EXERCISE DETAILS: Write out the entire listing below exactly, with the pictures left out.

GIVEN DATA:
━━━━━━━━━━

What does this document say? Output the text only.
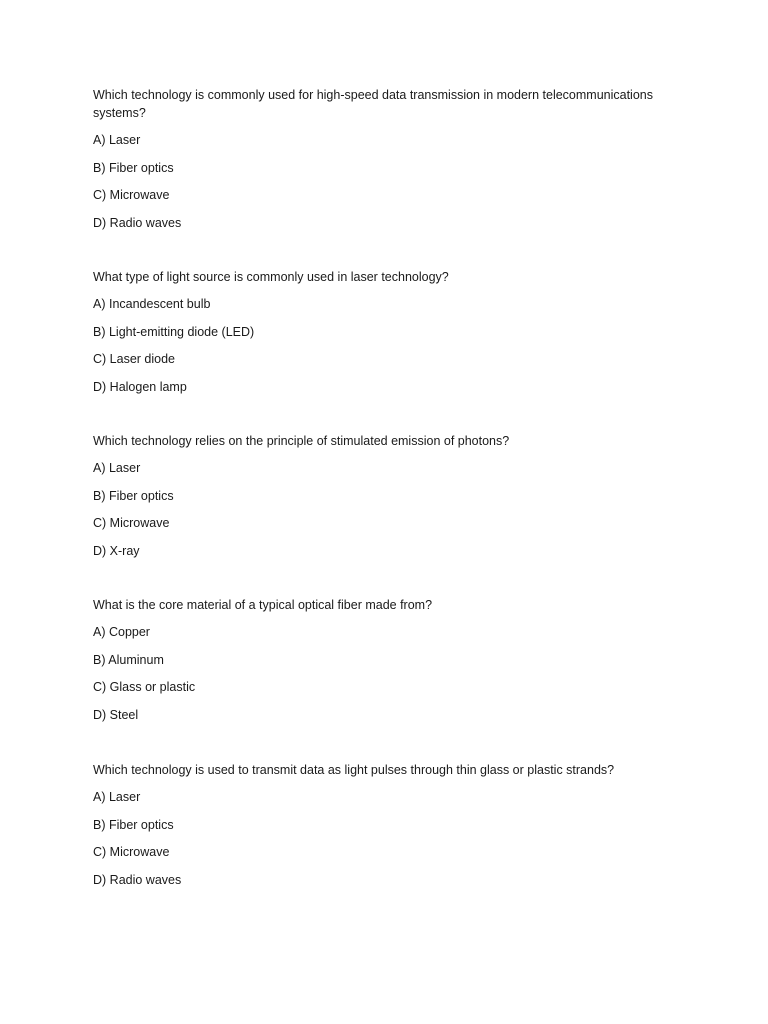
Which technology is commonly used for high-speed data transmission in modern telecommunications systems?

A) Laser
B) Fiber optics
C) Microwave
D) Radio waves

What type of light source is commonly used in laser technology?

A) Incandescent bulb
B) Light-emitting diode (LED)
C) Laser diode
D) Halogen lamp

Which technology relies on the principle of stimulated emission of photons?

A) Laser
B) Fiber optics
C) Microwave
D) X-ray

What is the core material of a typical optical fiber made from?

A) Copper
B) Aluminum
C) Glass or plastic
D) Steel

Which technology is used to transmit data as light pulses through thin glass or plastic strands?

A) Laser
B) Fiber optics
C) Microwave
D) Radio waves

━━━━━━━━━━

EXERCISE ANSWER:
What does this document say? Output the text only.
Which technology is commonly used for high-speed data transmission in modern telecommunications systems?

A) Laser
B) Fiber optics
C) Microwave
D) Radio waves

What type of light source is commonly used in laser technology?

A) Incandescent bulb
B) Light-emitting diode (LED)
C) Laser diode
D) Halogen lamp

Which technology relies on the principle of stimulated emission of photons?

A) Laser
B) Fiber optics
C) Microwave
D) X-ray

What is the core material of a typical optical fiber made from?

A) Copper
B) Aluminum
C) Glass or plastic
D) Steel

Which technology is used to transmit data as light pulses through thin glass or plastic strands?

A) Laser
B) Fiber optics
C) Microwave
D) Radio waves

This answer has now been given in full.